> QUOTED TEXT

The master data file of the OSF-reproducibilty project contained 167 studies with replication results for 99 studies.   57 studies were classified as social studies. However, this classification used a broad definition of social psychology that included personality psychology and developmental psychology. It included six articles published in the personality section of the Journal of Personality and Social Psychology. As each section functions essentially like an independent journal, I excluded all studies from this section. The file also contained two independent replications of two experiments (experiment 5 and 7) in Albarracín et al. (2008; DOI: 10.1037/a0012833). As the main sampling strategy was to select the last study of each article, I only included Study 7 in the analysis (Study 5 did not replicate, p = .77). Thus, my selection did not lower the rate of successful replications. There were also two independent replications of the same result in Bressan and Stranieri (2008). Both replications produced non-significant results (p = .63, p = .75). I selected the replication study with the larger sample (N = 318 vs. 259). I also excluded two studies that were not independent replications. Rule and Ambady (2008) examined the correlation between facial features and success of CEOs. The replication study had new raters to rate the faces, but used the same faces. Heine, Buchtel, and Norenzayan (2008) examined correlates of conscientiousness across nations and the replication study examined the same relationship across the same set of nations. I also excluded replications of non-significant results because non-significant results provide ambiguous information and cannot be interpreted as evidence for the null-hypothesis. For this reason, it is not clear how the results of a replication study should be interpreted. Two underpowered studies could easily produce consistent results that are both type-II errors. For this reason, I excluded Ranganath and Nosek (2008) and Eastwick and Finkel (2008). The final sample consisted of 38 articles.

I first conducted a post-hoc-power analysis of the reported original results. Test statistics were first converted into two-tailed p-values and two-tailed p-values were converted into absolute z-scores using the formula (1 – norm.inverse(1-p/2). Post-hoc power was estimated by fitting the observed z-scores to predicted z-scores with a mixed-power model with three parameters (Brunner & Schimmack, in preparation).

Estimated power was 35%. This finding reflects the typical finding that reported results are a biased sample of studies that produced significant results, whereas non-significant results are not submitted for publication. Based on this estimate, one would expect that only 35% of the 38 findings (k = 13) would produce a significant result in an exact replication study with the same design and sample size.

PHP-Curve OSF-REP-Social-Original

The Figure visualizes the discrepancy between observed z-scores and the success rate in the original studies. Evidently, the distribution is truncated and the mode of the curve (it’s highest point) is projected to be on the left side of the significance criterion (z = 1.96, p = .05 (two-tailed)). Given the absence of reliable data in the range from 0 to 1.96, the data make it impossible to estimate the exact distribution in this region, but the step decline of z-scores on the right side of the significance criterion suggests that many of the significant results achieved significance only with the help of inflated observed effect sizes. As sampling error is random, these results will not replicate again in a replication study.

> DATASET CONTENT
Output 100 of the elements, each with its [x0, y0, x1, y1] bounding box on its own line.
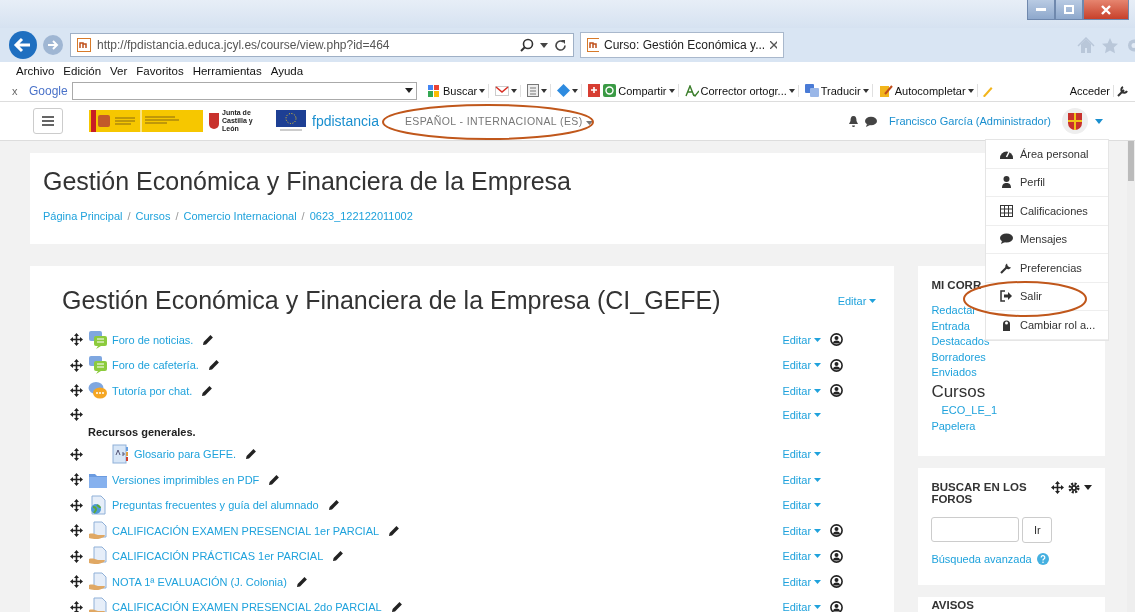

> TASKS FOR THIS EXERCISE
1 > Copy word for word the part of the replication analysis text starting at "Estimated power was" and ending at "and sample size.".
2 > Answer these questions from the replication analysis text:
(a) How many studies in the master data file had replication results?
(b) What was the estimated power of the original results?
(c) What z-score is given as the significance criterion in the description of the Figure?

> SET OF ANSWERS
1 >
Estimated power was 35%. This finding reflects the typical finding that reported results are a biased sample of studies that produced significant results, whereas non-significant results are not submitted for publication. Based on this estimate, one would expect that only 35% of the 38 findings (k = 13) would produce a significant result in an exact replication study with the same design and sample size.

2 >
(a) 99 studies.
(b) 35%.
(c) z = 1.96.